* start *
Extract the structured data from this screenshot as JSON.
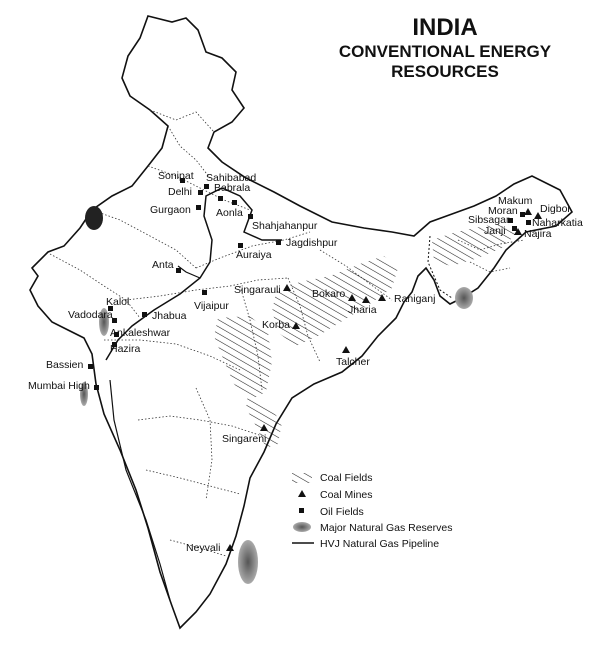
{
  "title": {
    "line1": "INDIA",
    "line2": "CONVENTIONAL ENERGY",
    "line3": "RESOURCES"
  },
  "legend": {
    "coal_fields": "Coal  Fields",
    "coal_mines": "Coal  Mines",
    "oil_fields": "Oil Fields",
    "gas_reserves": "Major Natural Gas Reserves",
    "pipeline": "HVJ Natural Gas Pipeline"
  },
  "places": {
    "sonipat": "Sonipat",
    "sahibabad": "Sahibabad",
    "delhi": "Delhi",
    "babrala": "Babrala",
    "gurgaon": "Gurgaon",
    "aonla": "Aonla",
    "shahjahanpur": "Shahjahanpur",
    "jagdishpur": "Jagdishpur",
    "auraiya": "Auraiya",
    "anta": "Anta",
    "singarauli": "Singarauli",
    "bokaro": "Bokaro",
    "raniganj": "Raniganj",
    "jharia": "Jharia",
    "korba": "Korba",
    "vijaipur": "Vijaipur",
    "kalol": "Kalol",
    "vadodara": "Vadodara",
    "jhabua": "Jhabua",
    "ankaleshwar": "Ankaleshwar",
    "hazira": "Hazira",
    "bassien": "Bassien",
    "mumbai_high": "Mumbai High",
    "talcher": "Talcher",
    "singareni": "Singareni",
    "neyvali": "Neyvali",
    "makum": "Makum",
    "moran": "Moran",
    "digboi": "Digboi",
    "sibsagar": "Sibsagar",
    "naharkatia": "Naharkatia",
    "janji": "Janji",
    "najira": "Najira"
  },
  "colors": {
    "ink": "#111111",
    "gas": "#7a7a7a",
    "border": "#222222"
  }
}
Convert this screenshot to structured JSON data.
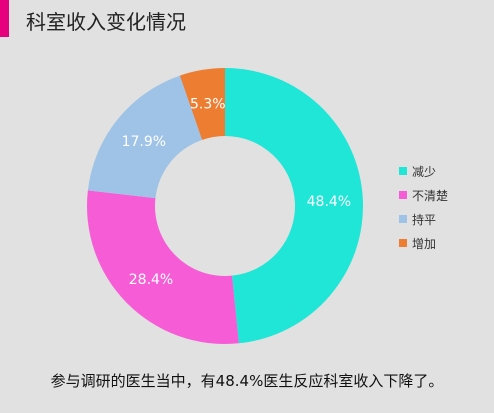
{
  "header": {
    "title": "科室收入变化情况",
    "accent_color": "#e6007e"
  },
  "chart_data": {
    "type": "pie",
    "donut": true,
    "title": "",
    "categories": [
      "减少",
      "不清楚",
      "持平",
      "增加"
    ],
    "values": [
      48.4,
      28.4,
      17.9,
      5.3
    ],
    "labels": [
      "48.4%",
      "28.4%",
      "17.9%",
      "5.3%"
    ],
    "colors": [
      "#1fe6d6",
      "#f75cd7",
      "#9ec3e6",
      "#ed7d31"
    ],
    "legend_position": "right"
  },
  "footer": {
    "caption": "参与调研的医生当中，有48.4%医生反应科室收入下降了。"
  }
}
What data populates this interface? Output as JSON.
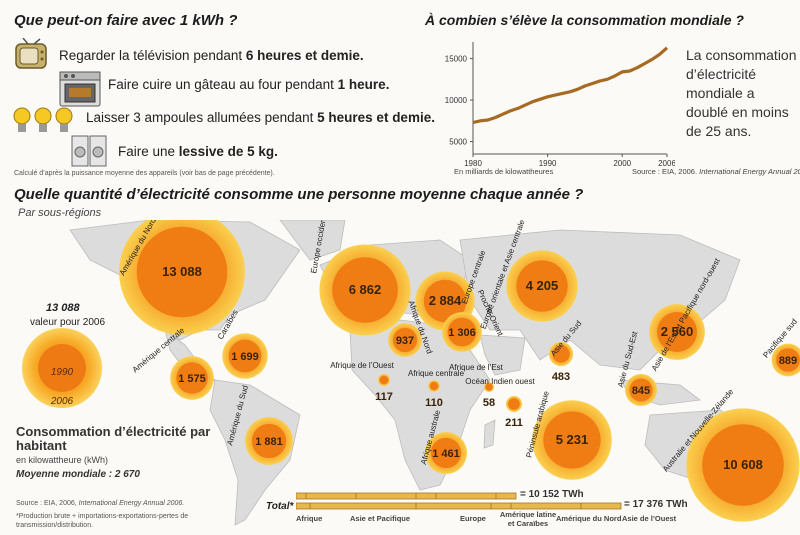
{
  "kwh": {
    "title": "Que peut-on faire avec 1 kWh ?",
    "items": [
      {
        "icon": "tv-icon",
        "prefix": "Regarder la télévision pendant ",
        "bold": "6 heures et demie."
      },
      {
        "icon": "oven-icon",
        "prefix": "Faire cuire un gâteau au four pendant ",
        "bold": "1 heure."
      },
      {
        "icon": "lightbulb-icon",
        "prefix": "Laisser 3 ampoules allumées pendant ",
        "bold": "5 heures et demie."
      },
      {
        "icon": "washing-machine-icon",
        "prefix": "Faire une ",
        "bold": "lessive de 5 kg."
      }
    ],
    "note": "Calculé d’après la puissance moyenne des appareils (voir bas de page précédente)."
  },
  "world": {
    "title": "À combien s’élève la consommation mondiale ?",
    "unit": "En milliards de kilowattheures",
    "source": "Source : EIA, 2006. ",
    "source_italic": "International Energy Annual 2006.",
    "text": "La consommation d’électricité mondiale a doublé en moins de 25 ans."
  },
  "chart_data": {
    "type": "line",
    "title": "",
    "xlabel": "",
    "ylabel": "",
    "x": [
      1980,
      1981,
      1982,
      1983,
      1984,
      1985,
      1986,
      1987,
      1988,
      1989,
      1990,
      1991,
      1992,
      1993,
      1994,
      1995,
      1996,
      1997,
      1998,
      1999,
      2000,
      2001,
      2002,
      2003,
      2004,
      2005,
      2006
    ],
    "series": [
      {
        "values": [
          7300,
          7500,
          7600,
          7900,
          8300,
          8700,
          9000,
          9400,
          9800,
          10100,
          10400,
          10600,
          10800,
          11000,
          11300,
          11700,
          12000,
          12300,
          12500,
          12900,
          13400,
          13500,
          13900,
          14400,
          14900,
          15500,
          16300
        ]
      }
    ],
    "xlim": [
      1980,
      2006
    ],
    "ylim": [
      3500,
      17000
    ],
    "yticks": [
      5000,
      10000,
      15000
    ],
    "xticks": [
      1980,
      1990,
      2000,
      2006
    ],
    "grid": false,
    "color": "#a76a22"
  },
  "person": {
    "title": "Quelle quantité d’électricité consomme une personne moyenne chaque année ?",
    "subtitle": "Par sous-régions"
  },
  "legend": {
    "value": "13 088",
    "value_label": "valeur pour 2006",
    "year_inner": "1990",
    "year_outer": "2006",
    "title": "Consommation d’électricité par habitant",
    "unit": "en kilowattheure (kWh)",
    "avg": "Moyenne mondiale : 2 670",
    "source": "Source : EIA, 2006, ",
    "source_italic": "International Energy Annual 2006.",
    "footnote": "*Production brute + importations-exportations-pertes de transmission/distribution."
  },
  "regions": [
    {
      "name": "Amérique du Nord",
      "value": "13 088",
      "v2006": 13088
    },
    {
      "name": "Europe occidentale",
      "value": "6 862",
      "v2006": 6862
    },
    {
      "name": "Europe centrale",
      "value": "2 884",
      "v2006": 2884
    },
    {
      "name": "Europe orientale et Asie centrale (ex-URSS)",
      "value": "4 205",
      "v2006": 4205
    },
    {
      "name": "Caraïbes",
      "value": "1 699",
      "v2006": 1699
    },
    {
      "name": "Amérique centrale",
      "value": "1 575",
      "v2006": 1575
    },
    {
      "name": "Afrique du Nord",
      "value": "937",
      "v2006": 937
    },
    {
      "name": "Proche-Orient",
      "value": "1 306",
      "v2006": 1306
    },
    {
      "name": "Asie du Sud",
      "value": "483",
      "v2006": 483
    },
    {
      "name": "Asie de l’Est et Pacifique nord-ouest",
      "value": "2 560",
      "v2006": 2560
    },
    {
      "name": "Afrique de l’Ouest",
      "value": "117",
      "v2006": 117
    },
    {
      "name": "Afrique centrale",
      "value": "110",
      "v2006": 110
    },
    {
      "name": "Afrique de l’Est",
      "value": "58",
      "v2006": 58
    },
    {
      "name": "Océan Indien ouest",
      "value": "211",
      "v2006": 211
    },
    {
      "name": "Asie du Sud-Est",
      "value": "845",
      "v2006": 845
    },
    {
      "name": "Pacifique sud",
      "value": "889",
      "v2006": 889
    },
    {
      "name": "Amérique du Sud",
      "value": "1 881",
      "v2006": 1881
    },
    {
      "name": "Afrique australe",
      "value": "1 461",
      "v2006": 1461
    },
    {
      "name": "Péninsule arabique",
      "value": "5 231",
      "v2006": 5231
    },
    {
      "name": "Australie et Nouvelle-Zélande",
      "value": "10 608",
      "v2006": 10608
    }
  ],
  "totals": {
    "label": "Total*",
    "t1990": "= 10 152 TWh",
    "t2006": "= 17 376 TWh",
    "segments": [
      "Afrique",
      "Asie et Pacifique",
      "Europe",
      "Amérique latine et Caraïbes",
      "Amérique du Nord",
      "Asie de l’Ouest"
    ]
  }
}
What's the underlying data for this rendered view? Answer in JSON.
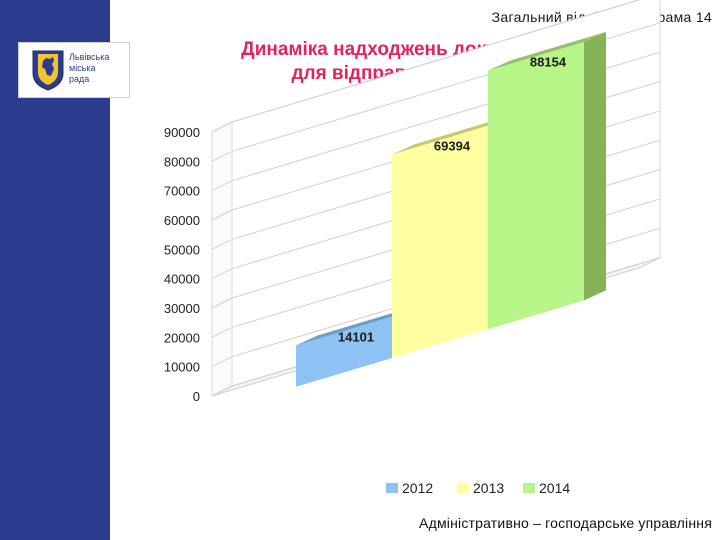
* end *
▶ _To be done_
Identify which lines contain the word "structured" and copy each one.

▶ _Response to the task_
Extract the structured data from this screenshot as JSON.
Convert this screenshot to structured JSON data.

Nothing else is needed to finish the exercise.